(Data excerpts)
** BEGIN **
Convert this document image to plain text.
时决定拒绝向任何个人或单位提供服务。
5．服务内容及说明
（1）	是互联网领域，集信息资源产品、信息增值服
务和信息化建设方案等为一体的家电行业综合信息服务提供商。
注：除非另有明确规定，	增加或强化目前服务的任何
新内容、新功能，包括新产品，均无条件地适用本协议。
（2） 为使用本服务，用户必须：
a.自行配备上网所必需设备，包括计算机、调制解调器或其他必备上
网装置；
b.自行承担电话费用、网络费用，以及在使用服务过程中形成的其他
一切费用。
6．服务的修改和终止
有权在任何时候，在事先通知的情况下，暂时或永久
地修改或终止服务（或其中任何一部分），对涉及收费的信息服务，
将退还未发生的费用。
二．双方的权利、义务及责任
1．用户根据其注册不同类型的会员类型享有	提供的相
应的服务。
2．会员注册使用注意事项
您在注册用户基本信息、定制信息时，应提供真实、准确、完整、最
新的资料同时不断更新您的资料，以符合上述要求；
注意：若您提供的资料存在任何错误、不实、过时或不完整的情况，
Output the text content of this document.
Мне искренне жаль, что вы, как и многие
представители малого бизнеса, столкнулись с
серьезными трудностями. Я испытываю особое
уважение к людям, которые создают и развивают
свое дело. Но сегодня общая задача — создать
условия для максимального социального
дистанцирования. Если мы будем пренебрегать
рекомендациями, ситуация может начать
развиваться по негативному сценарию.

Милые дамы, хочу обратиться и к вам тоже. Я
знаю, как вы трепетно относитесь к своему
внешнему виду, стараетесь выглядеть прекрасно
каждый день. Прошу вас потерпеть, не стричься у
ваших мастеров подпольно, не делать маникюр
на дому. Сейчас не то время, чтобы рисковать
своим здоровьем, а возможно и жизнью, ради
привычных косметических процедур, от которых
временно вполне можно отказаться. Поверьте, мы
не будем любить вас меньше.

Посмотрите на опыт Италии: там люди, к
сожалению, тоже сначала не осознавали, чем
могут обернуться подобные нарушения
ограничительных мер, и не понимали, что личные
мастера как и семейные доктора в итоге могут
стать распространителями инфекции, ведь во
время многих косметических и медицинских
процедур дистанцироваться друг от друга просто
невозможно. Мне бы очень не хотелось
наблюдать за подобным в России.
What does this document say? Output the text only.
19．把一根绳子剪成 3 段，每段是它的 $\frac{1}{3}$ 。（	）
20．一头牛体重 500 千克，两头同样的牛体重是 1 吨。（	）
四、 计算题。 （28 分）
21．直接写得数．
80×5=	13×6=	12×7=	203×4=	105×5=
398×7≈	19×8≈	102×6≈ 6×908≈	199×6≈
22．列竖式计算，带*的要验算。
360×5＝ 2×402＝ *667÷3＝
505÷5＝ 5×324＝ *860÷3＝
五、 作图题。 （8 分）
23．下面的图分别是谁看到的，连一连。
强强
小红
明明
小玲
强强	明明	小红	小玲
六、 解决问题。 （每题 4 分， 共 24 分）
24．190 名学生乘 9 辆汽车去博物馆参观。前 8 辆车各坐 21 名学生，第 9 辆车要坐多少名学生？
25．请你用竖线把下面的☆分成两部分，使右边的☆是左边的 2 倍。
** END **
The lines to collect are those holding the string "время"; copy them all.

на дому. Сейчас не то время, чтобы рисковать
время многих косметических и медицинских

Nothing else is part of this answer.